• Goal: Convert every line of the items below into a Markdown table with the columns Row and Line. Number each row and leave out blank lines.

• Raw records:
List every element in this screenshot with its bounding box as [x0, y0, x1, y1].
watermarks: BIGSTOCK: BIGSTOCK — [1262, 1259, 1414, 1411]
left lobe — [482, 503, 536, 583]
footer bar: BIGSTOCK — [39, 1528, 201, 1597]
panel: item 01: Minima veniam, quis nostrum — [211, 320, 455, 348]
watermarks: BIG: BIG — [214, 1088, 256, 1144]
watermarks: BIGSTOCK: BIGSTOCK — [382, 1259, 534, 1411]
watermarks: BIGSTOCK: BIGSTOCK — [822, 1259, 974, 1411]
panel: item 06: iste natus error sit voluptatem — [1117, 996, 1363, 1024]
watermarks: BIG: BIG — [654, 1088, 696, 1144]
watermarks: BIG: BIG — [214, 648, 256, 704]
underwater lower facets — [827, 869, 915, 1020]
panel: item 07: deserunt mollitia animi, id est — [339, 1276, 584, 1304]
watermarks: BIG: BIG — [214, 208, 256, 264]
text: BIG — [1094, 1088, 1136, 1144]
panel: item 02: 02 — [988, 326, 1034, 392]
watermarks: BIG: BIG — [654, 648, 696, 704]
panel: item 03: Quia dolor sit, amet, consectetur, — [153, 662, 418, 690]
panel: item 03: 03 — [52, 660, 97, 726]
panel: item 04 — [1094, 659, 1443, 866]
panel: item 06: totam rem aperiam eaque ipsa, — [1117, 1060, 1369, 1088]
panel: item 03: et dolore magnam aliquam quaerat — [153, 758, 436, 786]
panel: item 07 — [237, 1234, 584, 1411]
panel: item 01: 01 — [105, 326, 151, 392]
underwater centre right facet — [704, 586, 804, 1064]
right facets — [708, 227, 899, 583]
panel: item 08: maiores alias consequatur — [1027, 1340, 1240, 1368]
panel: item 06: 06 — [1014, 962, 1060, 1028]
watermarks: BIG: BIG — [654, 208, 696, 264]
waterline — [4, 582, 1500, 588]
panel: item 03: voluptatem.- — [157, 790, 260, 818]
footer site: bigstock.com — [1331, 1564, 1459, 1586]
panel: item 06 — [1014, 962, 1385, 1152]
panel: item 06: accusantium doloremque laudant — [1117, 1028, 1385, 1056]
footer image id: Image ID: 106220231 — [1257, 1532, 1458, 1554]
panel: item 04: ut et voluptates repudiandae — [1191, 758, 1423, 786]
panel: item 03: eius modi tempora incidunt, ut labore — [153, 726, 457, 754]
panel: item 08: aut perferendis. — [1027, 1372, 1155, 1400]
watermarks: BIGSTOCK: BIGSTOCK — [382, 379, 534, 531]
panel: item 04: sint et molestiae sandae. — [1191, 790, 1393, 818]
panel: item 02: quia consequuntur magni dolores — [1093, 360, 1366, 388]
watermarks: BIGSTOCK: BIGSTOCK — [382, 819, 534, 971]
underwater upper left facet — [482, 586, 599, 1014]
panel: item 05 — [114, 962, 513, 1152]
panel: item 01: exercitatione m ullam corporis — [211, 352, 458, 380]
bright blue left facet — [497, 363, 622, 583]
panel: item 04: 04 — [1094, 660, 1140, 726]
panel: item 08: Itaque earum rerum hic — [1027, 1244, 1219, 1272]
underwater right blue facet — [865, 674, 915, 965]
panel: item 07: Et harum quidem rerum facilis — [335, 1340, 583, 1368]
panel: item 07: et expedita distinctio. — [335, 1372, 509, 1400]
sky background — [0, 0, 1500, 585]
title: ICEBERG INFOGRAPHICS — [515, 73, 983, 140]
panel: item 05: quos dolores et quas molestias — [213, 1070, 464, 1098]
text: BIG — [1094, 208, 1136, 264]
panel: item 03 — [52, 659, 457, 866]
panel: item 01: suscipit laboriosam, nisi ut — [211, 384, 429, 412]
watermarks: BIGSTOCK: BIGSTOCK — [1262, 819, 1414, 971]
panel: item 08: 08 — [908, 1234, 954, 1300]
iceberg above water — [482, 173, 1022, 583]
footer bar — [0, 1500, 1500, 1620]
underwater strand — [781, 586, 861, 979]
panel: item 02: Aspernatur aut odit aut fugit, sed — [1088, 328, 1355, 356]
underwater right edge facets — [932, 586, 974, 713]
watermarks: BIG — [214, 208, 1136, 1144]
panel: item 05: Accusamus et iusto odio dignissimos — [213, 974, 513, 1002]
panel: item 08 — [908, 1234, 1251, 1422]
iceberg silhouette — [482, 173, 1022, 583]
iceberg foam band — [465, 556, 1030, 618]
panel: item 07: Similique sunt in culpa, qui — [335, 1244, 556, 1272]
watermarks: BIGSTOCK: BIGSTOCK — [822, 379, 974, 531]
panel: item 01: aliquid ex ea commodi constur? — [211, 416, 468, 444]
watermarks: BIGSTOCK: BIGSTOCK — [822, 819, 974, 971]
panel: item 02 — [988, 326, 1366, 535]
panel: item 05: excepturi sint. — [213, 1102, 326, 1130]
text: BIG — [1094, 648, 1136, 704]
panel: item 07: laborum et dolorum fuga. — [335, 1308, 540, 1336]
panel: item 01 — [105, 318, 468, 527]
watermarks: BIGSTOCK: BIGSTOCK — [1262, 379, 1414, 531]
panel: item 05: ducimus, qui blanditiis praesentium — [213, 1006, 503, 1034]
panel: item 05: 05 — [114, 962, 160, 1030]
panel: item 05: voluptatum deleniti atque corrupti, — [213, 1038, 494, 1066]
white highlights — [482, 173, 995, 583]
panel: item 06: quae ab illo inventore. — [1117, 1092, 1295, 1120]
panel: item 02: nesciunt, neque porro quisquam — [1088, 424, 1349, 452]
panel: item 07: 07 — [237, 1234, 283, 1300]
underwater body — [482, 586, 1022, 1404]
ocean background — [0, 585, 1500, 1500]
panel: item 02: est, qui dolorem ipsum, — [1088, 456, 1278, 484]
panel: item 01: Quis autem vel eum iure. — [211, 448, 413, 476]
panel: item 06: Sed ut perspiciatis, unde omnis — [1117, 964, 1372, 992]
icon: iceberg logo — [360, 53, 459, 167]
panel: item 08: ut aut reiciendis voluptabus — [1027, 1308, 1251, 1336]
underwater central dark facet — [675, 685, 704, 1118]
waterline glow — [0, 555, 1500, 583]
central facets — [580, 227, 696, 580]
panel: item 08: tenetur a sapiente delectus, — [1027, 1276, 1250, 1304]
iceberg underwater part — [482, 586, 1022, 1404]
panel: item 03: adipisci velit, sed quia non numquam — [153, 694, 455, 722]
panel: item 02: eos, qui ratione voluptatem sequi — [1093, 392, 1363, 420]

• Answer to this problem:
| Row | Line |
|---|---|
| 1 | List every element in this screenshot with its bounding box as [x0, y0, x1, y1]. |
| 2 | watermarks: BIGSTOCK: BIGSTOCK — [1262, 1259, 1414, 1411] |
| 3 | left lobe — [482, 503, 536, 583] |
| 4 | footer bar: BIGSTOCK — [39, 1528, 201, 1597] |
| 5 | panel: item 01: Minima veniam, quis nostrum — [211, 320, 455, 348] |
| 6 | watermarks: BIG: BIG — [214, 1088, 256, 1144] |
| 7 | watermarks: BIGSTOCK: BIGSTOCK — [382, 1259, 534, 1411] |
| 8 | watermarks: BIGSTOCK: BIGSTOCK — [822, 1259, 974, 1411] |
| 9 | panel: item 06: iste natus error sit voluptatem — [1117, 996, 1363, 1024] |
| 10 | watermarks: BIG: BIG — [654, 1088, 696, 1144] |
| 11 | watermarks: BIG: BIG — [214, 648, 256, 704] |
| 12 | underwater lower facets — [827, 869, 915, 1020] |
| 13 | panel: item 07: deserunt mollitia animi, id est — [339, 1276, 584, 1304] |
| 14 | watermarks: BIG: BIG — [214, 208, 256, 264] |
| 15 | text: BIG — [1094, 1088, 1136, 1144] |
| 16 | panel: item 02: 02 — [988, 326, 1034, 392] |
| 17 | watermarks: BIG: BIG — [654, 648, 696, 704] |
| 18 | panel: item 03: Quia dolor sit, amet, consectetur, — [153, 662, 418, 690] |
| 19 | panel: item 03: 03 — [52, 660, 97, 726] |
| 20 | panel: item 04 — [1094, 659, 1443, 866] |
| 21 | panel: item 06: totam rem aperiam eaque ipsa, — [1117, 1060, 1369, 1088] |
| 22 | panel: item 03: et dolore magnam aliquam quaerat — [153, 758, 436, 786] |
| 23 | panel: item 07 — [237, 1234, 584, 1411] |
| 24 | panel: item 01: 01 — [105, 326, 151, 392] |
| 25 | underwater centre right facet — [704, 586, 804, 1064] |
| 26 | right facets — [708, 227, 899, 583] |
| 27 | panel: item 08: maiores alias consequatur — [1027, 1340, 1240, 1368] |
| 28 | panel: item 06: 06 — [1014, 962, 1060, 1028] |
| 29 | watermarks: BIG: BIG — [654, 208, 696, 264] |
| 30 | waterline — [4, 582, 1500, 588] |
| 31 | panel: item 03: voluptatem.- — [157, 790, 260, 818] |
| 32 | footer site: bigstock.com — [1331, 1564, 1459, 1586] |
| 33 | panel: item 06 — [1014, 962, 1385, 1152] |
| 34 | panel: item 06: accusantium doloremque laudant — [1117, 1028, 1385, 1056] |
| 35 | footer image id: Image ID: 106220231 — [1257, 1532, 1458, 1554] |
| 36 | panel: item 04: ut et voluptates repudiandae — [1191, 758, 1423, 786] |
| 37 | panel: item 03: eius modi tempora incidunt, ut labore — [153, 726, 457, 754] |
| 38 | panel: item 08: aut perferendis. — [1027, 1372, 1155, 1400] |
| 39 | watermarks: BIGSTOCK: BIGSTOCK — [382, 379, 534, 531] |
| 40 | panel: item 04: sint et molestiae sandae. — [1191, 790, 1393, 818] |
| 41 | panel: item 02: quia consequuntur magni dolores — [1093, 360, 1366, 388] |
| 42 | watermarks: BIGSTOCK: BIGSTOCK — [382, 819, 534, 971] |
| 43 | underwater upper left facet — [482, 586, 599, 1014] |
| 44 | panel: item 05 — [114, 962, 513, 1152] |
| 45 | panel: item 01: exercitatione m ullam corporis — [211, 352, 458, 380] |
| 46 | bright blue left facet — [497, 363, 622, 583] |
| 47 | panel: item 04: 04 — [1094, 660, 1140, 726] |
| 48 | panel: item 08: Itaque earum rerum hic — [1027, 1244, 1219, 1272] |
| 49 | underwater right blue facet — [865, 674, 915, 965] |
| 50 | panel: item 07: Et harum quidem rerum facilis — [335, 1340, 583, 1368] |
| 51 | panel: item 07: et expedita distinctio. — [335, 1372, 509, 1400] |
| 52 | sky background — [0, 0, 1500, 585] |
| 53 | title: ICEBERG INFOGRAPHICS — [515, 73, 983, 140] |
| 54 | panel: item 05: quos dolores et quas molestias — [213, 1070, 464, 1098] |
| 55 | text: BIG — [1094, 208, 1136, 264] |
| 56 | panel: item 03 — [52, 659, 457, 866] |
| 57 | panel: item 01: suscipit laboriosam, nisi ut — [211, 384, 429, 412] |
| 58 | watermarks: BIGSTOCK: BIGSTOCK — [1262, 819, 1414, 971] |
| 59 | panel: item 08: 08 — [908, 1234, 954, 1300] |
| 60 | iceberg above water — [482, 173, 1022, 583] |
| 61 | footer bar — [0, 1500, 1500, 1620] |
| 62 | underwater strand — [781, 586, 861, 979] |
| 63 | panel: item 02: Aspernatur aut odit aut fugit, sed — [1088, 328, 1355, 356] |
| 64 | underwater right edge facets — [932, 586, 974, 713] |
| 65 | watermarks: BIG — [214, 208, 1136, 1144] |
| 66 | panel: item 05: Accusamus et iusto odio dignissimos — [213, 974, 513, 1002] |
| 67 | panel: item 08 — [908, 1234, 1251, 1422] |
| 68 | iceberg silhouette — [482, 173, 1022, 583] |
| 69 | iceberg foam band — [465, 556, 1030, 618] |
| 70 | panel: item 07: Similique sunt in culpa, qui — [335, 1244, 556, 1272] |
| 71 | watermarks: BIGSTOCK: BIGSTOCK — [822, 379, 974, 531] |
| 72 | panel: item 01: aliquid ex ea commodi constur? — [211, 416, 468, 444] |
| 73 | watermarks: BIGSTOCK: BIGSTOCK — [822, 819, 974, 971] |
| 74 | panel: item 02 — [988, 326, 1366, 535] |
| 75 | panel: item 05: excepturi sint. — [213, 1102, 326, 1130] |
| 76 | text: BIG — [1094, 648, 1136, 704] |
| 77 | panel: item 07: laborum et dolorum fuga. — [335, 1308, 540, 1336] |
| 78 | panel: item 01 — [105, 318, 468, 527] |
| 79 | watermarks: BIGSTOCK: BIGSTOCK — [1262, 379, 1414, 531] |
| 80 | panel: item 05: ducimus, qui blanditiis praesentium — [213, 1006, 503, 1034] |
| 81 | panel: item 05: 05 — [114, 962, 160, 1030] |
| 82 | panel: item 05: voluptatum deleniti atque corrupti, — [213, 1038, 494, 1066] |
| 83 | white highlights — [482, 173, 995, 583] |
| 84 | panel: item 06: quae ab illo inventore. — [1117, 1092, 1295, 1120] |
| 85 | panel: item 02: nesciunt, neque porro quisquam — [1088, 424, 1349, 452] |
| 86 | panel: item 07: 07 — [237, 1234, 283, 1300] |
| 87 | underwater body — [482, 586, 1022, 1404] |
| 88 | ocean background — [0, 585, 1500, 1500] |
| 89 | panel: item 02: est, qui dolorem ipsum, — [1088, 456, 1278, 484] |
| 90 | panel: item 01: Quis autem vel eum iure. — [211, 448, 413, 476] |
| 91 | panel: item 06: Sed ut perspiciatis, unde omnis — [1117, 964, 1372, 992] |
| 92 | icon: iceberg logo — [360, 53, 459, 167] |
| 93 | panel: item 08: ut aut reiciendis voluptabus — [1027, 1308, 1251, 1336] |
| 94 | underwater central dark facet — [675, 685, 704, 1118] |
| 95 | waterline glow — [0, 555, 1500, 583] |
| 96 | central facets — [580, 227, 696, 580] |
| 97 | panel: item 08: tenetur a sapiente delectus, — [1027, 1276, 1250, 1304] |
| 98 | iceberg underwater part — [482, 586, 1022, 1404] |
| 99 | panel: item 03: adipisci velit, sed quia non numquam — [153, 694, 455, 722] |
| 100 | panel: item 02: eos, qui ratione voluptatem sequi — [1093, 392, 1363, 420] |